The entries below should be output exactly as written.

[A run of records]
===
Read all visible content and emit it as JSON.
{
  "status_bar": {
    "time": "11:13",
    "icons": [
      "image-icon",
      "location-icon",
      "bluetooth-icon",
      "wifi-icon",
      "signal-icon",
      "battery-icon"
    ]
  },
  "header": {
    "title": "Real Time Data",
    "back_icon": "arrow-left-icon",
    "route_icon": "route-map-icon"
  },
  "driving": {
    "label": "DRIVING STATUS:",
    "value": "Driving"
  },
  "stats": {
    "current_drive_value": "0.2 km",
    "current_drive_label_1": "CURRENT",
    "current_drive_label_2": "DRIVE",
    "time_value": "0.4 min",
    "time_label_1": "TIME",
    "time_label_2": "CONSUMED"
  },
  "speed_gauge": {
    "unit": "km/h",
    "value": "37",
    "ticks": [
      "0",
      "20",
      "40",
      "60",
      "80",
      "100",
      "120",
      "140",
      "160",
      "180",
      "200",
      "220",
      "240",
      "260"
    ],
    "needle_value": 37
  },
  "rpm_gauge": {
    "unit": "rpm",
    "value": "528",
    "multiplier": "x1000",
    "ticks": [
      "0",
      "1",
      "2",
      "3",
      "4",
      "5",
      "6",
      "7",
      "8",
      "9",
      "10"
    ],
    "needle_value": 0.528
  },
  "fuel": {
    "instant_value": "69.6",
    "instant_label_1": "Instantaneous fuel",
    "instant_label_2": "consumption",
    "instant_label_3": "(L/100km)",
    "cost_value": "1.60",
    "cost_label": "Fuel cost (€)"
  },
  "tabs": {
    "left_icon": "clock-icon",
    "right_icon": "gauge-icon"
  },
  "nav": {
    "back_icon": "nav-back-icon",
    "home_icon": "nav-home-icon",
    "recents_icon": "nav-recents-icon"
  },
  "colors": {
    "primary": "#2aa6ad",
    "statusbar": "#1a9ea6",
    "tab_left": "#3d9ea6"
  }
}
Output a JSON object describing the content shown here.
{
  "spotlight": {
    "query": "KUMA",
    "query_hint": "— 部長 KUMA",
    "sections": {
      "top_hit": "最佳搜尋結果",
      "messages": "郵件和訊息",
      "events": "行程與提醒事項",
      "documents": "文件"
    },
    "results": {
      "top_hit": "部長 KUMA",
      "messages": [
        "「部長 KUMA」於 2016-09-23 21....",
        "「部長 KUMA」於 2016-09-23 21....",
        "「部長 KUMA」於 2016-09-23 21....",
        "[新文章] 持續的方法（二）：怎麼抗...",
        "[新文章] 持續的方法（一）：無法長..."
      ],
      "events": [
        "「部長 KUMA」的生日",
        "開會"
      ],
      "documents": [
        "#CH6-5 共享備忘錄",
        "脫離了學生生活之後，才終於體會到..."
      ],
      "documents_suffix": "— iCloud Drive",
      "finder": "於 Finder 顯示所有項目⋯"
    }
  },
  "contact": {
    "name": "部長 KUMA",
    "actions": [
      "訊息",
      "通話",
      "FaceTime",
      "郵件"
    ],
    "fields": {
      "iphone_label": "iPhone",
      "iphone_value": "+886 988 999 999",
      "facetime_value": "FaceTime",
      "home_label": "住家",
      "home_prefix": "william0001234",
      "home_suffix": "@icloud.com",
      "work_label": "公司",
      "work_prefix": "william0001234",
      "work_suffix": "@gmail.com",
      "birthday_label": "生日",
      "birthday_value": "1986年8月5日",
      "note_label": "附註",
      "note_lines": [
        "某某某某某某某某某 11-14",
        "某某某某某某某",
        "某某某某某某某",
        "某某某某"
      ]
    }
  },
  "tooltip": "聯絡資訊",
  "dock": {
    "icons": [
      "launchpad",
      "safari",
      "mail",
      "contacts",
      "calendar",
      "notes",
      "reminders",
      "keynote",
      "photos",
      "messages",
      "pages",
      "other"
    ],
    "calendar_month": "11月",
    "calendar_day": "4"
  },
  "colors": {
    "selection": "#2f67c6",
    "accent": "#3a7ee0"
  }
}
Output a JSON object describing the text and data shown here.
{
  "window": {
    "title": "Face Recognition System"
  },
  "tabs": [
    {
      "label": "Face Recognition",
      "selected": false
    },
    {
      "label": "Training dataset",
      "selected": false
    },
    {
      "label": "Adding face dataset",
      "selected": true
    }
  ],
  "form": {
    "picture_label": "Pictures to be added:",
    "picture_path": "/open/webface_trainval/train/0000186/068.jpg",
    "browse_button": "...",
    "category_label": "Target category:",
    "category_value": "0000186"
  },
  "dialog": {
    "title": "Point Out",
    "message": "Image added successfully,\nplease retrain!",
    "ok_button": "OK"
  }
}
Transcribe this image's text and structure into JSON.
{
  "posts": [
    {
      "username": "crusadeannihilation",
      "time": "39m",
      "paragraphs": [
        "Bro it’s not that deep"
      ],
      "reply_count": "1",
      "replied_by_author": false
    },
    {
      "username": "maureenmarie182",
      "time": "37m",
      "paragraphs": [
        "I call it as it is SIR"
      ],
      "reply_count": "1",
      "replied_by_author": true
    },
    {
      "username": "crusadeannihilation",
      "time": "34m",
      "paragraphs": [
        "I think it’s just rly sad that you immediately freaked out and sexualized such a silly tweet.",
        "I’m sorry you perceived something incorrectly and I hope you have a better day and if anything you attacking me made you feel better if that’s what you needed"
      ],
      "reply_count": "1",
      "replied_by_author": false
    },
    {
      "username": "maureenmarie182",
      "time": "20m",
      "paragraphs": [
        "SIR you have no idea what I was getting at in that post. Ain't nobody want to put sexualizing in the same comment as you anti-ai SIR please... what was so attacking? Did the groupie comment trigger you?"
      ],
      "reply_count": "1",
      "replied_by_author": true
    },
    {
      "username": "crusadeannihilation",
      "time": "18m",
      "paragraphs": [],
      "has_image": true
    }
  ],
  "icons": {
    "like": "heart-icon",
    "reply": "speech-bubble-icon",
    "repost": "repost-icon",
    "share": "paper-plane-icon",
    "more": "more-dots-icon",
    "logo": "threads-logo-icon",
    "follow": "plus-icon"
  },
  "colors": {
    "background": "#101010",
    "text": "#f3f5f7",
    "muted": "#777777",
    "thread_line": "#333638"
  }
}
===
Output for this task -
Read all visible content and emit it as JSON.
{
  "status_bar": {
    "time": "11:13",
    "icons": [
      "image-icon",
      "location-icon",
      "bluetooth-icon",
      "wifi-icon",
      "signal-icon",
      "battery-icon"
    ]
  },
  "header": {
    "title": "Real Time Data",
    "back_icon": "arrow-left-icon",
    "route_icon": "route-map-icon"
  },
  "driving": {
    "label": "DRIVING STATUS:",
    "value": "Driving"
  },
  "stats": {
    "current_drive_value": "0.2 km",
    "current_drive_label_1": "CURRENT",
    "current_drive_label_2": "DRIVE",
    "time_value": "0.4 min",
    "time_label_1": "TIME",
    "time_label_2": "CONSUMED"
  },
  "speed_gauge": {
    "unit": "km/h",
    "value": "37",
    "ticks": [
      "0",
      "20",
      "40",
      "60",
      "80",
      "100",
      "120",
      "140",
      "160",
      "180",
      "200",
      "220",
      "240",
      "260"
    ],
    "needle_value": 37
  },
  "rpm_gauge": {
    "unit": "rpm",
    "value": "528",
    "multiplier": "x1000",
    "ticks": [
      "0",
      "1",
      "2",
      "3",
      "4",
      "5",
      "6",
      "7",
      "8",
      "9",
      "10"
    ],
    "needle_value": 0.528
  },
  "fuel": {
    "instant_value": "69.6",
    "instant_label_1": "Instantaneous fuel",
    "instant_label_2": "consumption",
    "instant_label_3": "(L/100km)",
    "cost_value": "1.60",
    "cost_label": "Fuel cost (€)"
  },
  "tabs": {
    "left_icon": "clock-icon",
    "right_icon": "gauge-icon"
  },
  "nav": {
    "back_icon": "nav-back-icon",
    "home_icon": "nav-home-icon",
    "recents_icon": "nav-recents-icon"
  },
  "colors": {
    "primary": "#2aa6ad",
    "statusbar": "#1a9ea6",
    "tab_left": "#3d9ea6"
  }
}
Output a JSON object describing the content shown here.
{
  "spotlight": {
    "query": "KUMA",
    "query_hint": "— 部長 KUMA",
    "sections": {
      "top_hit": "最佳搜尋結果",
      "messages": "郵件和訊息",
      "events": "行程與提醒事項",
      "documents": "文件"
    },
    "results": {
      "top_hit": "部長 KUMA",
      "messages": [
        "「部長 KUMA」於 2016-09-23 21....",
        "「部長 KUMA」於 2016-09-23 21....",
        "「部長 KUMA」於 2016-09-23 21....",
        "[新文章] 持續的方法（二）：怎麼抗...",
        "[新文章] 持續的方法（一）：無法長..."
      ],
      "events": [
        "「部長 KUMA」的生日",
        "開會"
      ],
      "documents": [
        "#CH6-5 共享備忘錄",
        "脫離了學生生活之後，才終於體會到..."
      ],
      "documents_suffix": "— iCloud Drive",
      "finder": "於 Finder 顯示所有項目⋯"
    }
  },
  "contact": {
    "name": "部長 KUMA",
    "actions": [
      "訊息",
      "通話",
      "FaceTime",
      "郵件"
    ],
    "fields": {
      "iphone_label": "iPhone",
      "iphone_value": "+886 988 999 999",
      "facetime_value": "FaceTime",
      "home_label": "住家",
      "home_prefix": "william0001234",
      "home_suffix": "@icloud.com",
      "work_label": "公司",
      "work_prefix": "william0001234",
      "work_suffix": "@gmail.com",
      "birthday_label": "生日",
      "birthday_value": "1986年8月5日",
      "note_label": "附註",
      "note_lines": [
        "某某某某某某某某某 11-14",
        "某某某某某某某",
        "某某某某某某某",
        "某某某某"
      ]
    }
  },
  "tooltip": "聯絡資訊",
  "dock": {
    "icons": [
      "launchpad",
      "safari",
      "mail",
      "contacts",
      "calendar",
      "notes",
      "reminders",
      "keynote",
      "photos",
      "messages",
      "pages",
      "other"
    ],
    "calendar_month": "11月",
    "calendar_day": "4"
  },
  "colors": {
    "selection": "#2f67c6",
    "accent": "#3a7ee0"
  }
}
Output a JSON object describing the text and data shown here.
{
  "window": {
    "title": "Face Recognition System"
  },
  "tabs": [
    {
      "label": "Face Recognition",
      "selected": false
    },
    {
      "label": "Training dataset",
      "selected": false
    },
    {
      "label": "Adding face dataset",
      "selected": true
    }
  ],
  "form": {
    "picture_label": "Pictures to be added:",
    "picture_path": "/open/webface_trainval/train/0000186/068.jpg",
    "browse_button": "...",
    "category_label": "Target category:",
    "category_value": "0000186"
  },
  "dialog": {
    "title": "Point Out",
    "message": "Image added successfully,\nplease retrain!",
    "ok_button": "OK"
  }
}
Transcribe this image's text and structure into JSON.
{
  "posts": [
    {
      "username": "crusadeannihilation",
      "time": "39m",
      "paragraphs": [
        "Bro it’s not that deep"
      ],
      "reply_count": "1",
      "replied_by_author": false
    },
    {
      "username": "maureenmarie182",
      "time": "37m",
      "paragraphs": [
        "I call it as it is SIR"
      ],
      "reply_count": "1",
      "replied_by_author": true
    },
    {
      "username": "crusadeannihilation",
      "time": "34m",
      "paragraphs": [
        "I think it’s just rly sad that you immediately freaked out and sexualized such a silly tweet.",
        "I’m sorry you perceived something incorrectly and I hope you have a better day and if anything you attacking me made you feel better if that’s what you needed"
      ],
      "reply_count": "1",
      "replied_by_author": false
    },
    {
      "username": "maureenmarie182",
      "time": "20m",
      "paragraphs": [
        "SIR you have no idea what I was getting at in that post. Ain't nobody want to put sexualizing in the same comment as you anti-ai SIR please... what was so attacking? Did the groupie comment trigger you?"
      ],
      "reply_count": "1",
      "replied_by_author": true
    },
    {
      "username": "crusadeannihilation",
      "time": "18m",
      "paragraphs": [],
      "has_image": true
    }
  ],
  "icons": {
    "like": "heart-icon",
    "reply": "speech-bubble-icon",
    "repost": "repost-icon",
    "share": "paper-plane-icon",
    "more": "more-dots-icon",
    "logo": "threads-logo-icon",
    "follow": "plus-icon"
  },
  "colors": {
    "background": "#101010",
    "text": "#f3f5f7",
    "muted": "#777777",
    "thread_line": "#333638"
  }
}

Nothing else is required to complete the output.